== Given problem ==
The entries need to be copied exactly.

·····

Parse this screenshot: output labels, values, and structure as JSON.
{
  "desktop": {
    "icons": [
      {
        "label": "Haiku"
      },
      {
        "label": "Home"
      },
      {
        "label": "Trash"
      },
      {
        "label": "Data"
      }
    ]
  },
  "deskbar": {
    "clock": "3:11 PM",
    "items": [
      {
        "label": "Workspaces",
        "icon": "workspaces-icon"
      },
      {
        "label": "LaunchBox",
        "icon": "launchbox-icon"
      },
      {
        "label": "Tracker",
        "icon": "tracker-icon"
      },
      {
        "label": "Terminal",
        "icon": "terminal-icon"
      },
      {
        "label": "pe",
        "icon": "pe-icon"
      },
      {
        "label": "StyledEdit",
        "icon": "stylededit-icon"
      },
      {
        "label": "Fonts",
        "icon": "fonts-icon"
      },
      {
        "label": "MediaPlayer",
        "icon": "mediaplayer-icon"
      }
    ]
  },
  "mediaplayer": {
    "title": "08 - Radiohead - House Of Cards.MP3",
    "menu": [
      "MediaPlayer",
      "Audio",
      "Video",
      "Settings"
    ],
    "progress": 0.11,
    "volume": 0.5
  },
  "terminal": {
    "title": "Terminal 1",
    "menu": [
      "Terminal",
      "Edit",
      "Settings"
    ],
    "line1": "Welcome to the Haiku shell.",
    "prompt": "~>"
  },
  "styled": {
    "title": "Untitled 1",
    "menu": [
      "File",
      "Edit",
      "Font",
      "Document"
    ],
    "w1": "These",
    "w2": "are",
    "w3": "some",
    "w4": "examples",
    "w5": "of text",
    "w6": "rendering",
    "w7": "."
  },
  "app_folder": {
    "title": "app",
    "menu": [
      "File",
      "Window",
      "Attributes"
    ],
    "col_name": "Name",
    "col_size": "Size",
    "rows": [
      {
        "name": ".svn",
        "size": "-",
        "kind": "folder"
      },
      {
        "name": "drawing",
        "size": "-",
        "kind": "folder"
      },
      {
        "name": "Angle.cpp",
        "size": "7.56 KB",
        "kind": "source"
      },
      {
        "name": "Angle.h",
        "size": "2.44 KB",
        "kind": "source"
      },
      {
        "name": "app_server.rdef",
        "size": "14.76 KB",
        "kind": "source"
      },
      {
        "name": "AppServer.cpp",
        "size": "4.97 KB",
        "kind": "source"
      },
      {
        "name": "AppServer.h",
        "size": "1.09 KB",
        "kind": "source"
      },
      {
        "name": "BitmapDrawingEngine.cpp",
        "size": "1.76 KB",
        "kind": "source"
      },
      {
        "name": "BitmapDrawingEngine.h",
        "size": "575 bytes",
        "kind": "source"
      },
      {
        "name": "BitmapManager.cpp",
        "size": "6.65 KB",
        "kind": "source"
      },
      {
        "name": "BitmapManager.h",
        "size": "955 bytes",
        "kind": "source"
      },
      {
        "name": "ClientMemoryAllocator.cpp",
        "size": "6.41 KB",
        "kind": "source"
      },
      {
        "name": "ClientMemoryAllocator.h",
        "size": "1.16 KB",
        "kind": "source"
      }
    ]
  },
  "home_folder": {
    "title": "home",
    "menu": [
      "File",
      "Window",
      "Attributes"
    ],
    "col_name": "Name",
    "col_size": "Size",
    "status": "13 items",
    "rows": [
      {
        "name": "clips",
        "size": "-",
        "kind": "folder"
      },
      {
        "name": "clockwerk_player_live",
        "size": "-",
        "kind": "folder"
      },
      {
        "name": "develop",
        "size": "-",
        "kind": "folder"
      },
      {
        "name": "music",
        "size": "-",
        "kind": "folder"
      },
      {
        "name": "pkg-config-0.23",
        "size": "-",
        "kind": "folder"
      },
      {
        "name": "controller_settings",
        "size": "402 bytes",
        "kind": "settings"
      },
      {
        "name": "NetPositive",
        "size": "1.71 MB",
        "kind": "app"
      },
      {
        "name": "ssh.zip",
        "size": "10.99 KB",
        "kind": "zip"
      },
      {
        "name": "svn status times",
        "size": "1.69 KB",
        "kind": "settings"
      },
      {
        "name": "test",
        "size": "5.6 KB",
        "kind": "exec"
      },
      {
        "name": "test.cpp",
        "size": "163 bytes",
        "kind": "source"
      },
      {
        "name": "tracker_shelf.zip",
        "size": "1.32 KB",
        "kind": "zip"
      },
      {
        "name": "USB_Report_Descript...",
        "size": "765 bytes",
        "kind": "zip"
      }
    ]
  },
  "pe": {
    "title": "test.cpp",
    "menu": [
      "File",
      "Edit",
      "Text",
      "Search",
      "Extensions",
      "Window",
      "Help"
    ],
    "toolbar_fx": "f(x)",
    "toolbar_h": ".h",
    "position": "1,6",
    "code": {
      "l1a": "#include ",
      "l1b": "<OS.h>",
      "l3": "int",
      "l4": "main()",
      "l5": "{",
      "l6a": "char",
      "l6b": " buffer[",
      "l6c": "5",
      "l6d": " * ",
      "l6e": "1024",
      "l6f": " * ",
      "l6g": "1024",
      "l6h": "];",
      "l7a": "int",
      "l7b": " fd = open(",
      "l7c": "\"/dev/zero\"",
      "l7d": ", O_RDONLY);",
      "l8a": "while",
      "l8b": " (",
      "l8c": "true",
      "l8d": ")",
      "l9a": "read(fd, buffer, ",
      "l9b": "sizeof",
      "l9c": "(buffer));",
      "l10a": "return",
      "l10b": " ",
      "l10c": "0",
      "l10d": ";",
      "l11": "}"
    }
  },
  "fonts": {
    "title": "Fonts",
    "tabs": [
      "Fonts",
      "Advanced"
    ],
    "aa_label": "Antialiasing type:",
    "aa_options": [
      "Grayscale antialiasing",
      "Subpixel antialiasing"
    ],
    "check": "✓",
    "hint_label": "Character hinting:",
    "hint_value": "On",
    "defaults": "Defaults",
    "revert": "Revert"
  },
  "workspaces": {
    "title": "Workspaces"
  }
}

·····

== Problem solution ==
Parse this screenshot: output labels, values, and structure as JSON.
{
  "desktop": {
    "icons": [
      {
        "label": "Haiku"
      },
      {
        "label": "Home"
      },
      {
        "label": "Trash"
      },
      {
        "label": "Data"
      }
    ]
  },
  "deskbar": {
    "clock": "3:11 PM",
    "items": [
      {
        "label": "Workspaces",
        "icon": "workspaces-icon"
      },
      {
        "label": "LaunchBox",
        "icon": "launchbox-icon"
      },
      {
        "label": "Tracker",
        "icon": "tracker-icon"
      },
      {
        "label": "Terminal",
        "icon": "terminal-icon"
      },
      {
        "label": "pe",
        "icon": "pe-icon"
      },
      {
        "label": "StyledEdit",
        "icon": "stylededit-icon"
      },
      {
        "label": "Fonts",
        "icon": "fonts-icon"
      },
      {
        "label": "MediaPlayer",
        "icon": "mediaplayer-icon"
      }
    ]
  },
  "mediaplayer": {
    "title": "08 - Radiohead - House Of Cards.MP3",
    "menu": [
      "MediaPlayer",
      "Audio",
      "Video",
      "Settings"
    ],
    "progress": 0.11,
    "volume": 0.5
  },
  "terminal": {
    "title": "Terminal 1",
    "menu": [
      "Terminal",
      "Edit",
      "Settings"
    ],
    "line1": "Welcome to the Haiku shell.",
    "prompt": "~>"
  },
  "styled": {
    "title": "Untitled 1",
    "menu": [
      "File",
      "Edit",
      "Font",
      "Document"
    ],
    "w1": "These",
    "w2": "are",
    "w3": "some",
    "w4": "examples",
    "w5": "of text",
    "w6": "rendering",
    "w7": "."
  },
  "app_folder": {
    "title": "app",
    "menu": [
      "File",
      "Window",
      "Attributes"
    ],
    "col_name": "Name",
    "col_size": "Size",
    "rows": [
      {
        "name": ".svn",
        "size": "-",
        "kind": "folder"
      },
      {
        "name": "drawing",
        "size": "-",
        "kind": "folder"
      },
      {
        "name": "Angle.cpp",
        "size": "7.56 KB",
        "kind": "source"
      },
      {
        "name": "Angle.h",
        "size": "2.44 KB",
        "kind": "source"
      },
      {
        "name": "app_server.rdef",
        "size": "14.76 KB",
        "kind": "source"
      },
      {
        "name": "AppServer.cpp",
        "size": "4.97 KB",
        "kind": "source"
      },
      {
        "name": "AppServer.h",
        "size": "1.09 KB",
        "kind": "source"
      },
      {
        "name": "BitmapDrawingEngine.cpp",
        "size": "1.76 KB",
        "kind": "source"
      },
      {
        "name": "BitmapDrawingEngine.h",
        "size": "575 bytes",
        "kind": "source"
      },
      {
        "name": "BitmapManager.cpp",
        "size": "6.65 KB",
        "kind": "source"
      },
      {
        "name": "BitmapManager.h",
        "size": "955 bytes",
        "kind": "source"
      },
      {
        "name": "ClientMemoryAllocator.cpp",
        "size": "6.41 KB",
        "kind": "source"
      },
      {
        "name": "ClientMemoryAllocator.h",
        "size": "1.16 KB",
        "kind": "source"
      }
    ]
  },
  "home_folder": {
    "title": "home",
    "menu": [
      "File",
      "Window",
      "Attributes"
    ],
    "col_name": "Name",
    "col_size": "Size",
    "status": "13 items",
    "rows": [
      {
        "name": "clips",
        "size": "-",
        "kind": "folder"
      },
      {
        "name": "clockwerk_player_live",
        "size": "-",
        "kind": "folder"
      },
      {
        "name": "develop",
        "size": "-",
        "kind": "folder"
      },
      {
        "name": "music",
        "size": "-",
        "kind": "folder"
      },
      {
        "name": "pkg-config-0.23",
        "size": "-",
        "kind": "folder"
      },
      {
        "name": "controller_settings",
        "size": "402 bytes",
        "kind": "settings"
      },
      {
        "name": "NetPositive",
        "size": "1.71 MB",
        "kind": "app"
      },
      {
        "name": "ssh.zip",
        "size": "10.99 KB",
        "kind": "zip"
      },
      {
        "name": "svn status times",
        "size": "1.69 KB",
        "kind": "settings"
      },
      {
        "name": "test",
        "size": "5.6 KB",
        "kind": "exec"
      },
      {
        "name": "test.cpp",
        "size": "163 bytes",
        "kind": "source"
      },
      {
        "name": "tracker_shelf.zip",
        "size": "1.32 KB",
        "kind": "zip"
      },
      {
        "name": "USB_Report_Descript...",
        "size": "765 bytes",
        "kind": "zip"
      }
    ]
  },
  "pe": {
    "title": "test.cpp",
    "menu": [
      "File",
      "Edit",
      "Text",
      "Search",
      "Extensions",
      "Window",
      "Help"
    ],
    "toolbar_fx": "f(x)",
    "toolbar_h": ".h",
    "position": "1,6",
    "code": {
      "l1a": "#include ",
      "l1b": "<OS.h>",
      "l3": "int",
      "l4": "main()",
      "l5": "{",
      "l6a": "char",
      "l6b": " buffer[",
      "l6c": "5",
      "l6d": " * ",
      "l6e": "1024",
      "l6f": " * ",
      "l6g": "1024",
      "l6h": "];",
      "l7a": "int",
      "l7b": " fd = open(",
      "l7c": "\"/dev/zero\"",
      "l7d": ", O_RDONLY);",
      "l8a": "while",
      "l8b": " (",
      "l8c": "true",
      "l8d": ")",
      "l9a": "read(fd, buffer, ",
      "l9b": "sizeof",
      "l9c": "(buffer));",
      "l10a": "return",
      "l10b": " ",
      "l10c": "0",
      "l10d": ";",
      "l11": "}"
    }
  },
  "fonts": {
    "title": "Fonts",
    "tabs": [
      "Fonts",
      "Advanced"
    ],
    "aa_label": "Antialiasing type:",
    "aa_options": [
      "Grayscale antialiasing",
      "Subpixel antialiasing"
    ],
    "check": "✓",
    "hint_label": "Character hinting:",
    "hint_value": "On",
    "defaults": "Defaults",
    "revert": "Revert"
  },
  "workspaces": {
    "title": "Workspaces"
  }
}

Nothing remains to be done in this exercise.